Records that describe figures
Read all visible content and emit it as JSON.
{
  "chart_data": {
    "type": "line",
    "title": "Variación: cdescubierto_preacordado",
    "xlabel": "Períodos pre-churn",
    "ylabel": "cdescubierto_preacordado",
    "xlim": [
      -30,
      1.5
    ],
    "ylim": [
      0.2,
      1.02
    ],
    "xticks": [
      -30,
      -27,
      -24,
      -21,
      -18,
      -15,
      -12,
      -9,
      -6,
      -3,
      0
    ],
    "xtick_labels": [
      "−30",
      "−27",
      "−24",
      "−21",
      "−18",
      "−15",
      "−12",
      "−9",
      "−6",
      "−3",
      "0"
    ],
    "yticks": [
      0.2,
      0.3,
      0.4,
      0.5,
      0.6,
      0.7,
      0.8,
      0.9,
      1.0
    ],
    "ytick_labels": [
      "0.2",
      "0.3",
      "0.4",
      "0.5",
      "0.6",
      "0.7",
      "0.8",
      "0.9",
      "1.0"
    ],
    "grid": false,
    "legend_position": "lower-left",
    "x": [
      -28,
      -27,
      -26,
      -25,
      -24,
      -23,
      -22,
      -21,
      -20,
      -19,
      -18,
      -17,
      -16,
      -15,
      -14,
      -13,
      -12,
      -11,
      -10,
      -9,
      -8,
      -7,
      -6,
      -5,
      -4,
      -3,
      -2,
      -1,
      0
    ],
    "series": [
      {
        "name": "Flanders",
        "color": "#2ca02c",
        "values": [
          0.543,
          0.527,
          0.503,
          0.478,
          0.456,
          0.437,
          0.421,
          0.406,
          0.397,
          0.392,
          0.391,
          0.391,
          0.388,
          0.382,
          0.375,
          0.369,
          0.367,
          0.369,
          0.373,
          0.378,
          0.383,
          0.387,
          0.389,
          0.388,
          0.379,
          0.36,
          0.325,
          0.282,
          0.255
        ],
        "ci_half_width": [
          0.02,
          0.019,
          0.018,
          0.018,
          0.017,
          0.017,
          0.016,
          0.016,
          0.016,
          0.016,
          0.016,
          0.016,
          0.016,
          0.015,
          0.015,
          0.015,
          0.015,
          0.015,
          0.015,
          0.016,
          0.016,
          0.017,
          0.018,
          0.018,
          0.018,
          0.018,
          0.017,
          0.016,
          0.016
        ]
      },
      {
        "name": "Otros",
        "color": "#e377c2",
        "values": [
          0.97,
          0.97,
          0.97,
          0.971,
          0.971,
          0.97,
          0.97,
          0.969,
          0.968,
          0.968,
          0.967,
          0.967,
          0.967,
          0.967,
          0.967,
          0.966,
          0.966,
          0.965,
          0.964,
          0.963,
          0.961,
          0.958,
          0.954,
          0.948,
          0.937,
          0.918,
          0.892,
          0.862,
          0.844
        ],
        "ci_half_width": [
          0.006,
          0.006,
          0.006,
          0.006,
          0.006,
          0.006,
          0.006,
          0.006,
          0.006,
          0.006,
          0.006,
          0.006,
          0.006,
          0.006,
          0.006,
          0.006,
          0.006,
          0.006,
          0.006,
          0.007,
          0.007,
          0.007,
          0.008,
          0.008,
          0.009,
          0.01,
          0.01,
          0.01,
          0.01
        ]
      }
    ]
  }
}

_TASK DIRECTIONS_
Extract the full set of entries word for word.

_FINISHED TASK_
Read all visible content and emit it as JSON.
{
  "chart_data": {
    "type": "line",
    "title": "Variación: cdescubierto_preacordado",
    "xlabel": "Períodos pre-churn",
    "ylabel": "cdescubierto_preacordado",
    "xlim": [
      -30,
      1.5
    ],
    "ylim": [
      0.2,
      1.02
    ],
    "xticks": [
      -30,
      -27,
      -24,
      -21,
      -18,
      -15,
      -12,
      -9,
      -6,
      -3,
      0
    ],
    "xtick_labels": [
      "−30",
      "−27",
      "−24",
      "−21",
      "−18",
      "−15",
      "−12",
      "−9",
      "−6",
      "−3",
      "0"
    ],
    "yticks": [
      0.2,
      0.3,
      0.4,
      0.5,
      0.6,
      0.7,
      0.8,
      0.9,
      1.0
    ],
    "ytick_labels": [
      "0.2",
      "0.3",
      "0.4",
      "0.5",
      "0.6",
      "0.7",
      "0.8",
      "0.9",
      "1.0"
    ],
    "grid": false,
    "legend_position": "lower-left",
    "x": [
      -28,
      -27,
      -26,
      -25,
      -24,
      -23,
      -22,
      -21,
      -20,
      -19,
      -18,
      -17,
      -16,
      -15,
      -14,
      -13,
      -12,
      -11,
      -10,
      -9,
      -8,
      -7,
      -6,
      -5,
      -4,
      -3,
      -2,
      -1,
      0
    ],
    "series": [
      {
        "name": "Flanders",
        "color": "#2ca02c",
        "values": [
          0.543,
          0.527,
          0.503,
          0.478,
          0.456,
          0.437,
          0.421,
          0.406,
          0.397,
          0.392,
          0.391,
          0.391,
          0.388,
          0.382,
          0.375,
          0.369,
          0.367,
          0.369,
          0.373,
          0.378,
          0.383,
          0.387,
          0.389,
          0.388,
          0.379,
          0.36,
          0.325,
          0.282,
          0.255
        ],
        "ci_half_width": [
          0.02,
          0.019,
          0.018,
          0.018,
          0.017,
          0.017,
          0.016,
          0.016,
          0.016,
          0.016,
          0.016,
          0.016,
          0.016,
          0.015,
          0.015,
          0.015,
          0.015,
          0.015,
          0.015,
          0.016,
          0.016,
          0.017,
          0.018,
          0.018,
          0.018,
          0.018,
          0.017,
          0.016,
          0.016
        ]
      },
      {
        "name": "Otros",
        "color": "#e377c2",
        "values": [
          0.97,
          0.97,
          0.97,
          0.971,
          0.971,
          0.97,
          0.97,
          0.969,
          0.968,
          0.968,
          0.967,
          0.967,
          0.967,
          0.967,
          0.967,
          0.966,
          0.966,
          0.965,
          0.964,
          0.963,
          0.961,
          0.958,
          0.954,
          0.948,
          0.937,
          0.918,
          0.892,
          0.862,
          0.844
        ],
        "ci_half_width": [
          0.006,
          0.006,
          0.006,
          0.006,
          0.006,
          0.006,
          0.006,
          0.006,
          0.006,
          0.006,
          0.006,
          0.006,
          0.006,
          0.006,
          0.006,
          0.006,
          0.006,
          0.006,
          0.006,
          0.007,
          0.007,
          0.007,
          0.008,
          0.008,
          0.009,
          0.01,
          0.01,
          0.01,
          0.01
        ]
      }
    ]
  }
}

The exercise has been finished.